— START OF Task data —

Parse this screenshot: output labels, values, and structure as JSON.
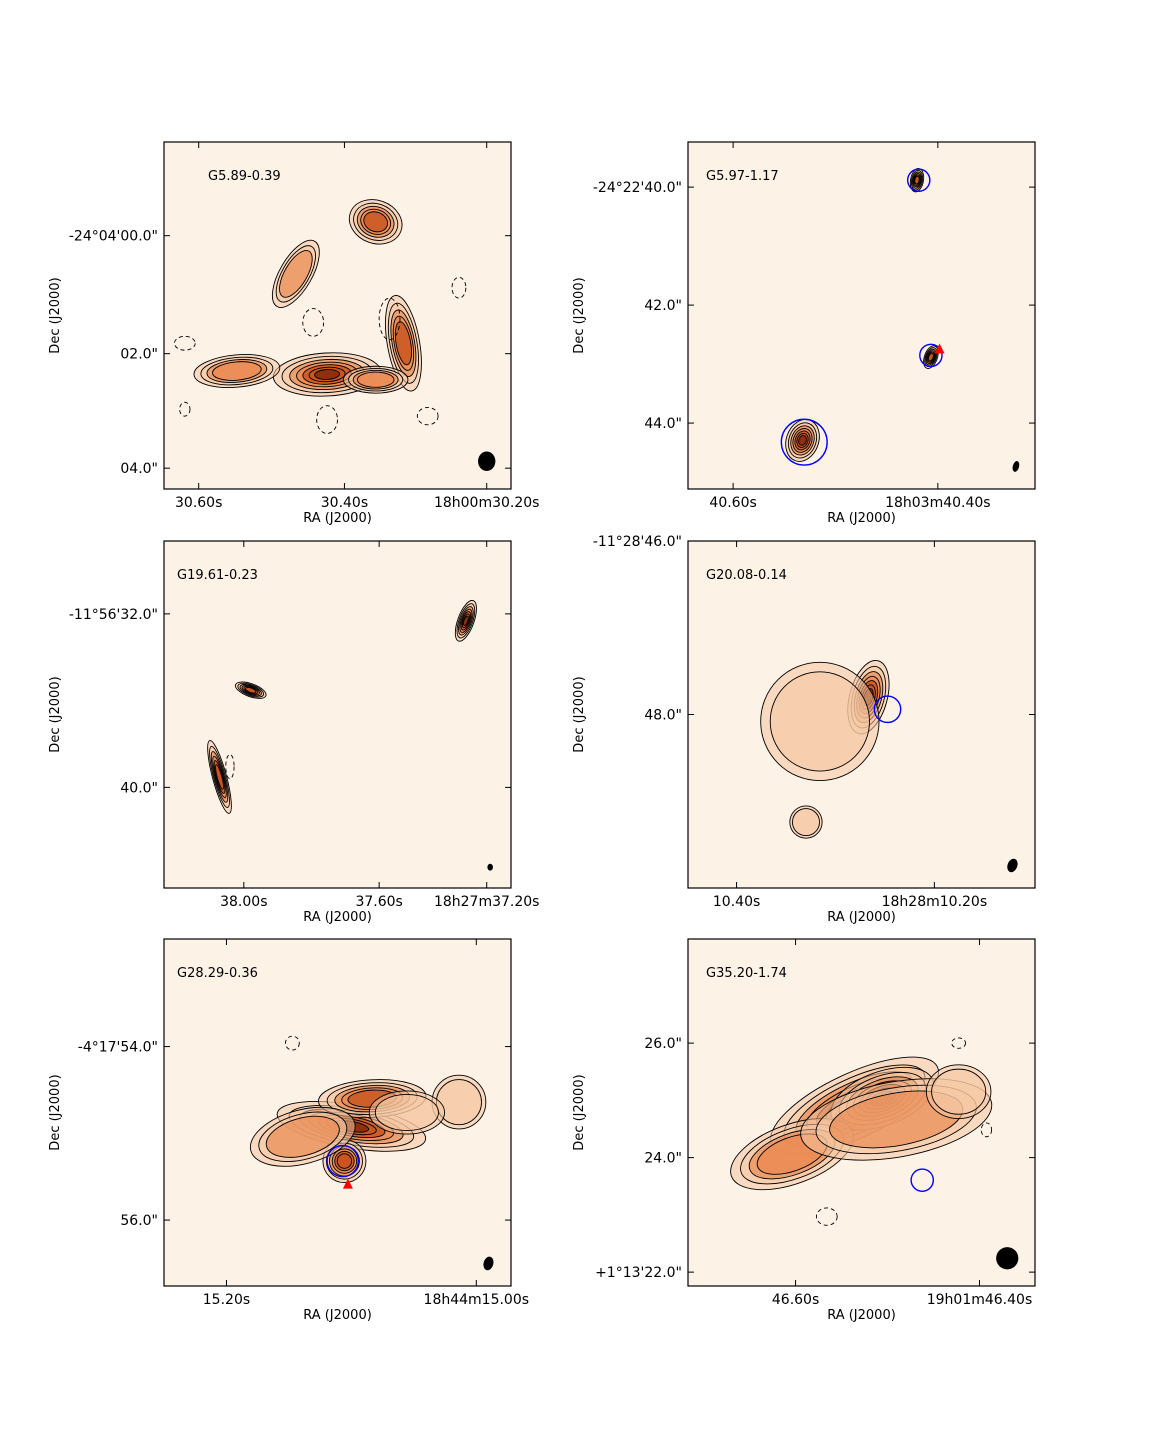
{
  "colors": {
    "background": "#fdf2e6",
    "emission_light": "#f6c7a2",
    "emission_mid": "#e9884f",
    "emission_strong": "#c9541e",
    "emission_peak": "#8a2e0c",
    "contour": "#000000",
    "maser_circle": "#0000ff",
    "marker_triangle": "#ff0000",
    "beam": "#000000"
  },
  "chart_data": [
    {
      "type": "image",
      "name": "G5.89-0.39",
      "xlabel": "RA (J2000)",
      "ylabel": "Dec (J2000)",
      "xticks": [
        "30.60s",
        "30.40s",
        "18h00m30.20s"
      ],
      "yticks": [
        "-24°04'00.0\"",
        "02.0\"",
        "04.0\""
      ],
      "blobs": [
        {
          "u": 0.47,
          "v": 0.67,
          "rx": 0.1,
          "ry": 0.04,
          "rot": -3,
          "peak": 0.95
        },
        {
          "u": 0.21,
          "v": 0.66,
          "rx": 0.08,
          "ry": 0.03,
          "rot": -5,
          "peak": 0.6
        },
        {
          "u": 0.69,
          "v": 0.58,
          "rx": 0.03,
          "ry": 0.09,
          "rot": -10,
          "peak": 0.65
        },
        {
          "u": 0.61,
          "v": 0.685,
          "rx": 0.06,
          "ry": 0.025,
          "rot": 0,
          "peak": 0.5
        },
        {
          "u": 0.61,
          "v": 0.23,
          "rx": 0.05,
          "ry": 0.04,
          "rot": 20,
          "peak": 0.75
        },
        {
          "u": 0.38,
          "v": 0.38,
          "rx": 0.03,
          "ry": 0.07,
          "rot": 30,
          "peak": 0.45
        }
      ],
      "dashed": [
        {
          "u": 0.43,
          "v": 0.52,
          "rx": 0.03,
          "ry": 0.04
        },
        {
          "u": 0.65,
          "v": 0.51,
          "rx": 0.03,
          "ry": 0.06
        },
        {
          "u": 0.47,
          "v": 0.8,
          "rx": 0.03,
          "ry": 0.04
        },
        {
          "u": 0.06,
          "v": 0.58,
          "rx": 0.03,
          "ry": 0.02
        },
        {
          "u": 0.76,
          "v": 0.79,
          "rx": 0.03,
          "ry": 0.025
        },
        {
          "u": 0.85,
          "v": 0.42,
          "rx": 0.02,
          "ry": 0.03
        },
        {
          "u": 0.06,
          "v": 0.77,
          "rx": 0.015,
          "ry": 0.02
        }
      ],
      "circles": [],
      "triangles": [],
      "beam": {
        "u": 0.93,
        "v": 0.92,
        "rx": 0.025,
        "ry": 0.028,
        "rot": 0
      }
    },
    {
      "type": "image",
      "name": "G5.97-1.17",
      "xlabel": "RA (J2000)",
      "ylabel": "Dec (J2000)",
      "xticks": [
        "40.60s",
        "18h03m40.40s"
      ],
      "yticks": [
        "-24°22'40.0\"",
        "42.0\"",
        "44.0\""
      ],
      "blobs": [
        {
          "u": 0.33,
          "v": 0.86,
          "rx": 0.03,
          "ry": 0.04,
          "rot": 20,
          "peak": 1.0
        },
        {
          "u": 0.7,
          "v": 0.62,
          "rx": 0.012,
          "ry": 0.022,
          "rot": 20,
          "peak": 0.8
        },
        {
          "u": 0.66,
          "v": 0.11,
          "rx": 0.012,
          "ry": 0.022,
          "rot": 10,
          "peak": 0.8
        }
      ],
      "dashed": [],
      "circles": [
        {
          "u": 0.335,
          "v": 0.865,
          "r": 0.066
        },
        {
          "u": 0.7,
          "v": 0.615,
          "r": 0.032
        },
        {
          "u": 0.665,
          "v": 0.11,
          "r": 0.032
        }
      ],
      "triangles": [
        {
          "u": 0.725,
          "v": 0.595
        }
      ],
      "beam": {
        "u": 0.945,
        "v": 0.935,
        "rx": 0.009,
        "ry": 0.016,
        "rot": 15
      }
    },
    {
      "type": "image",
      "name": "G19.61-0.23",
      "xlabel": "RA (J2000)",
      "ylabel": "Dec (J2000)",
      "xticks": [
        "38.00s",
        "37.60s",
        "18h27m37.20s"
      ],
      "yticks": [
        "-11°56'32.0\"",
        "40.0\""
      ],
      "blobs": [
        {
          "u": 0.87,
          "v": 0.23,
          "rx": 0.015,
          "ry": 0.04,
          "rot": 20,
          "peak": 0.95
        },
        {
          "u": 0.25,
          "v": 0.43,
          "rx": 0.03,
          "ry": 0.012,
          "rot": 20,
          "peak": 0.9
        },
        {
          "u": 0.16,
          "v": 0.68,
          "rx": 0.013,
          "ry": 0.07,
          "rot": -15,
          "peak": 0.8
        }
      ],
      "dashed": [
        {
          "u": 0.19,
          "v": 0.65,
          "rx": 0.012,
          "ry": 0.035
        }
      ],
      "circles": [],
      "triangles": [],
      "beam": {
        "u": 0.94,
        "v": 0.94,
        "rx": 0.008,
        "ry": 0.01,
        "rot": 0
      }
    },
    {
      "type": "image",
      "name": "G20.08-0.14",
      "xlabel": "RA (J2000)",
      "ylabel": "Dec (J2000)",
      "xticks": [
        "10.40s",
        "18h28m10.20s"
      ],
      "yticks": [
        "-11°28'46.0\"",
        "48.0\""
      ],
      "blobs": [
        {
          "u": 0.52,
          "v": 0.45,
          "rx": 0.035,
          "ry": 0.07,
          "rot": 15,
          "peak": 1.0
        },
        {
          "u": 0.38,
          "v": 0.52,
          "rx": 0.11,
          "ry": 0.11,
          "rot": 0,
          "peak": 0.3
        },
        {
          "u": 0.34,
          "v": 0.81,
          "rx": 0.03,
          "ry": 0.03,
          "rot": 0,
          "peak": 0.15
        }
      ],
      "dashed": [],
      "circles": [
        {
          "u": 0.575,
          "v": 0.485,
          "r": 0.038
        }
      ],
      "triangles": [],
      "beam": {
        "u": 0.935,
        "v": 0.935,
        "rx": 0.014,
        "ry": 0.02,
        "rot": 20
      }
    },
    {
      "type": "image",
      "name": "G28.29-0.36",
      "xlabel": "RA (J2000)",
      "ylabel": "Dec (J2000)",
      "xticks": [
        "15.20s",
        "18h44m15.00s"
      ],
      "yticks": [
        "-4°17'54.0\"",
        "56.0\""
      ],
      "blobs": [
        {
          "u": 0.54,
          "v": 0.54,
          "rx": 0.14,
          "ry": 0.04,
          "rot": 10,
          "peak": 1.0
        },
        {
          "u": 0.6,
          "v": 0.46,
          "rx": 0.1,
          "ry": 0.035,
          "rot": -3,
          "peak": 0.7
        },
        {
          "u": 0.52,
          "v": 0.64,
          "rx": 0.04,
          "ry": 0.04,
          "rot": 0,
          "peak": 0.9
        },
        {
          "u": 0.4,
          "v": 0.57,
          "rx": 0.1,
          "ry": 0.05,
          "rot": -15,
          "peak": 0.4
        },
        {
          "u": 0.85,
          "v": 0.47,
          "rx": 0.05,
          "ry": 0.05,
          "rot": 0,
          "peak": 0.3
        },
        {
          "u": 0.7,
          "v": 0.5,
          "rx": 0.07,
          "ry": 0.04,
          "rot": 0,
          "peak": 0.3
        }
      ],
      "dashed": [
        {
          "u": 0.37,
          "v": 0.3,
          "rx": 0.02,
          "ry": 0.02
        }
      ],
      "circles": [
        {
          "u": 0.515,
          "v": 0.64,
          "r": 0.045
        }
      ],
      "triangles": [
        {
          "u": 0.53,
          "v": 0.705
        }
      ],
      "beam": {
        "u": 0.935,
        "v": 0.935,
        "rx": 0.014,
        "ry": 0.02,
        "rot": 15
      }
    },
    {
      "type": "image",
      "name": "G35.20-1.74",
      "xlabel": "RA (J2000)",
      "ylabel": "Dec (J2000)",
      "xticks": [
        "46.60s",
        "19h01m46.40s"
      ],
      "yticks": [
        "26.0\"",
        "24.0\"",
        "+1°13'22.0\""
      ],
      "blobs": [
        {
          "u": 0.48,
          "v": 0.48,
          "rx": 0.17,
          "ry": 0.06,
          "rot": -25,
          "peak": 0.9
        },
        {
          "u": 0.56,
          "v": 0.46,
          "rx": 0.1,
          "ry": 0.05,
          "rot": -20,
          "peak": 1.0
        },
        {
          "u": 0.3,
          "v": 0.62,
          "rx": 0.12,
          "ry": 0.055,
          "rot": -20,
          "peak": 0.5
        },
        {
          "u": 0.6,
          "v": 0.52,
          "rx": 0.18,
          "ry": 0.07,
          "rot": -10,
          "peak": 0.45
        },
        {
          "u": 0.78,
          "v": 0.44,
          "rx": 0.06,
          "ry": 0.05,
          "rot": 0,
          "peak": 0.3
        }
      ],
      "dashed": [
        {
          "u": 0.4,
          "v": 0.8,
          "rx": 0.03,
          "ry": 0.025
        },
        {
          "u": 0.78,
          "v": 0.3,
          "rx": 0.02,
          "ry": 0.015
        },
        {
          "u": 0.86,
          "v": 0.55,
          "rx": 0.015,
          "ry": 0.02
        }
      ],
      "circles": [
        {
          "u": 0.675,
          "v": 0.695,
          "r": 0.032
        }
      ],
      "triangles": [],
      "beam": {
        "u": 0.92,
        "v": 0.92,
        "rx": 0.032,
        "ry": 0.032,
        "rot": 0
      }
    }
  ]
}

— END OF Task data —

Task requirements:
Which lines above hold the word "name"? Copy each of them.

Answer for this exercise:
      "name": "G5.89-0.39",
      "name": "G5.97-1.17",
      "name": "G19.61-0.23",
      "name": "G20.08-0.14",
      "name": "G28.29-0.36",
      "name": "G35.20-1.74",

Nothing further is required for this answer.